GIVEN PROBLEM - Below is some material; transcribe all of it exactly.

RECORD EXCERPTS -
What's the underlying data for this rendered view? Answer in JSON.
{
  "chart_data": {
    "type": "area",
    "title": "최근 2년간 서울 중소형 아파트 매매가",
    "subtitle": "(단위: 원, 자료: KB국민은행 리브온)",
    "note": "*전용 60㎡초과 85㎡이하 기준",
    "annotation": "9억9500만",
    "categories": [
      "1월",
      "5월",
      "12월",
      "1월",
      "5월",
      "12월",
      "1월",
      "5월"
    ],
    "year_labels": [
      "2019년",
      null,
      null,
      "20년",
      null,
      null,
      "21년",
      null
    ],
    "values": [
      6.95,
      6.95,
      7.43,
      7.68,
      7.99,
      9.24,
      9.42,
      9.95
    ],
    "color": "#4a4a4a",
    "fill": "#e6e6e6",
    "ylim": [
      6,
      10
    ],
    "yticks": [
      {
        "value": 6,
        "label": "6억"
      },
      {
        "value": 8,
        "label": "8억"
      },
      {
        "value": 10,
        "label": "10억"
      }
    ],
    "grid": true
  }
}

FINISHED EXERCISE -
What's the underlying data for this rendered view? Answer in JSON.
{
  "chart_data": {
    "type": "area",
    "title": "최근 2년간 서울 중소형 아파트 매매가",
    "subtitle": "(단위: 원, 자료: KB국민은행 리브온)",
    "note": "*전용 60㎡초과 85㎡이하 기준",
    "annotation": "9억9500만",
    "categories": [
      "1월",
      "5월",
      "12월",
      "1월",
      "5월",
      "12월",
      "1월",
      "5월"
    ],
    "year_labels": [
      "2019년",
      null,
      null,
      "20년",
      null,
      null,
      "21년",
      null
    ],
    "values": [
      6.95,
      6.95,
      7.43,
      7.68,
      7.99,
      9.24,
      9.42,
      9.95
    ],
    "color": "#4a4a4a",
    "fill": "#e6e6e6",
    "ylim": [
      6,
      10
    ],
    "yticks": [
      {
        "value": 6,
        "label": "6억"
      },
      {
        "value": 8,
        "label": "8억"
      },
      {
        "value": 10,
        "label": "10억"
      }
    ],
    "grid": true
  }
}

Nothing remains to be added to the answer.